GIVEN TASK: Repeat the records in full and exactly, omitting pictures.

INFORMATION GIVEN:
## Begin
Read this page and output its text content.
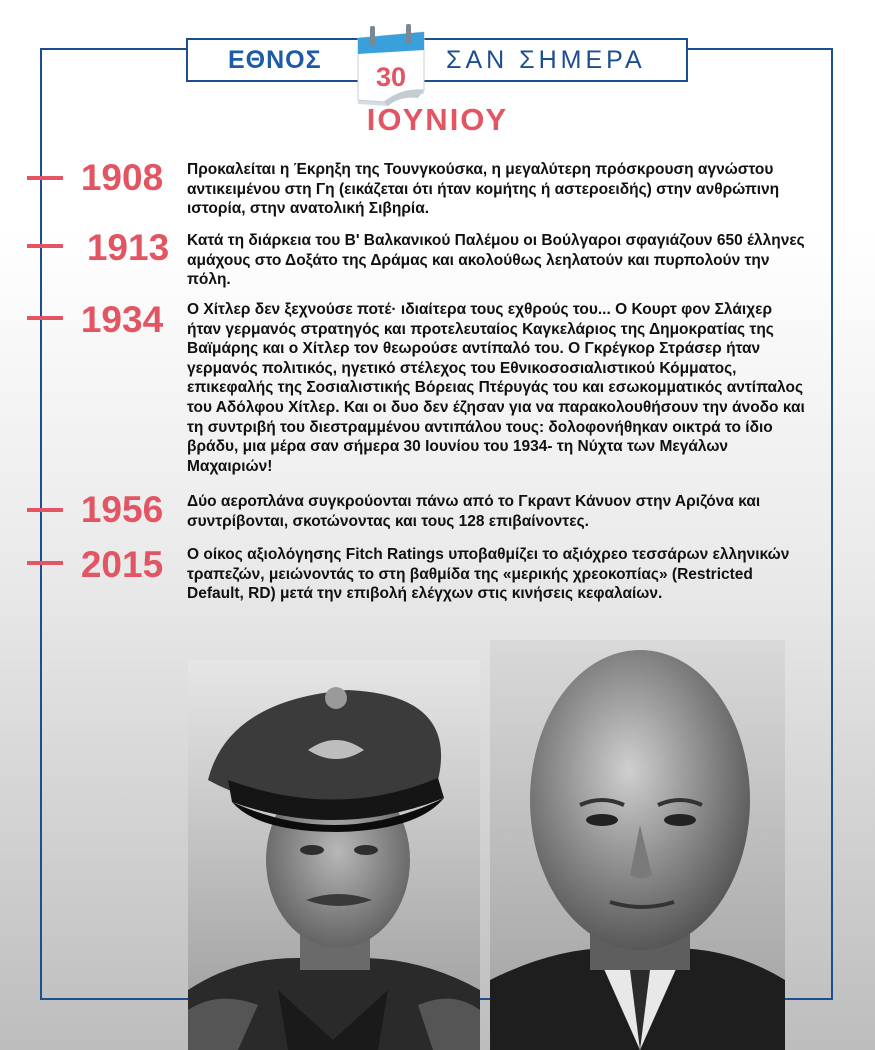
ΕΘΝΟΣ	ΣΑΝ ΣΗΜΕΡΑ
30
ΙΟΥΝΙΟΥ
1908	Προκαλείται η Έκρηξη της Τουνγκούσκα, η μεγαλύτερη πρόσκρουση αγνώστου αντικειμένου στη Γη (εικάζεται ότι ήταν κομήτης ή αστεροειδής) στην ανθρώπινη ιστορία, στην ανατολική Σιβηρία.
1913	Κατά τη διάρκεια του Β' Βαλκανικού Παλέμου οι Βούλγαροι σφαγιάζουν 650 έλληνες αμάχους στο Δοξάτο της Δράμας και ακολούθως λεηλατούν και πυρπολούν την πόλη.
1934	Ο Χίτλερ δεν ξεχνούσε ποτέ· ιδιαίτερα τους εχθρούς του... Ο Κουρτ φον Σλάιχερ ήταν γερμανός στρατηγός και προτελευταίος Καγκελάριος της Δημοκρατίας της Βαϊμάρης και ο Χίτλερ τον θεωρούσε αντίπαλό του. Ο Γκρέγκορ Στράσερ ήταν γερμανός πολιτικός, ηγετικό στέλεχος του Εθνικοσοσιαλιστικού Κόμματος, επικεφαλής της Σοσιαλιστικής Βόρειας Πτέρυγάς του και εσωκομματικός αντίπαλος του Αδόλφου Χίτλερ. Και οι δυο δεν έζησαν για να παρακολουθήσουν την άνοδο και τη συντριβή του διεστραμμένου αντιπάλου τους: δολοφονήθηκαν οικτρά το ίδιο βράδυ, μια μέρα σαν σήμερα 30 Ιουνίου του 1934- τη Νύχτα των Μεγάλων Μαχαιριών!
1956	Δύο αεροπλάνα συγκρούονται πάνω από το Γκραντ Κάνυον στην Αριζόνα και συντρίβονται, σκοτώνοντας και τους 128 επιβαίνοντες.
2015	Ο οίκος αξιολόγησης Fitch Ratings υποβαθμίζει το αξιόχρεο τεσσάρων ελληνικών τραπεζών, μειώνοντάς το στη βαθμίδα της «μερικής χρεοκοπίας» (Restricted Default, RD) μετά την επιβολή ελέγχων στις κινήσεις κεφαλαίων.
## End
OUTPUT FOR THIS TASK:
Read this page and output its text content.
ΕΘΝΟΣ	ΣΑΝ ΣΗΜΕΡΑ
30
ΙΟΥΝΙΟΥ
1908	Προκαλείται η Έκρηξη της Τουνγκούσκα, η μεγαλύτερη πρόσκρουση αγνώστου αντικειμένου στη Γη (εικάζεται ότι ήταν κομήτης ή αστεροειδής) στην ανθρώπινη ιστορία, στην ανατολική Σιβηρία.
1913	Κατά τη διάρκεια του Β' Βαλκανικού Παλέμου οι Βούλγαροι σφαγιάζουν 650 έλληνες αμάχους στο Δοξάτο της Δράμας και ακολούθως λεηλατούν και πυρπολούν την πόλη.
1934	Ο Χίτλερ δεν ξεχνούσε ποτέ· ιδιαίτερα τους εχθρούς του... Ο Κουρτ φον Σλάιχερ ήταν γερμανός στρατηγός και προτελευταίος Καγκελάριος της Δημοκρατίας της Βαϊμάρης και ο Χίτλερ τον θεωρούσε αντίπαλό του. Ο Γκρέγκορ Στράσερ ήταν γερμανός πολιτικός, ηγετικό στέλεχος του Εθνικοσοσιαλιστικού Κόμματος, επικεφαλής της Σοσιαλιστικής Βόρειας Πτέρυγάς του και εσωκομματικός αντίπαλος του Αδόλφου Χίτλερ. Και οι δυο δεν έζησαν για να παρακολουθήσουν την άνοδο και τη συντριβή του διεστραμμένου αντιπάλου τους: δολοφονήθηκαν οικτρά το ίδιο βράδυ, μια μέρα σαν σήμερα 30 Ιουνίου του 1934- τη Νύχτα των Μεγάλων Μαχαιριών!
1956	Δύο αεροπλάνα συγκρούονται πάνω από το Γκραντ Κάνυον στην Αριζόνα και συντρίβονται, σκοτώνοντας και τους 128 επιβαίνοντες.
2015	Ο οίκος αξιολόγησης Fitch Ratings υποβαθμίζει το αξιόχρεο τεσσάρων ελληνικών τραπεζών, μειώνοντάς το στη βαθμίδα της «μερικής χρεοκοπίας» (Restricted Default, RD) μετά την επιβολή ελέγχων στις κινήσεις κεφαλαίων.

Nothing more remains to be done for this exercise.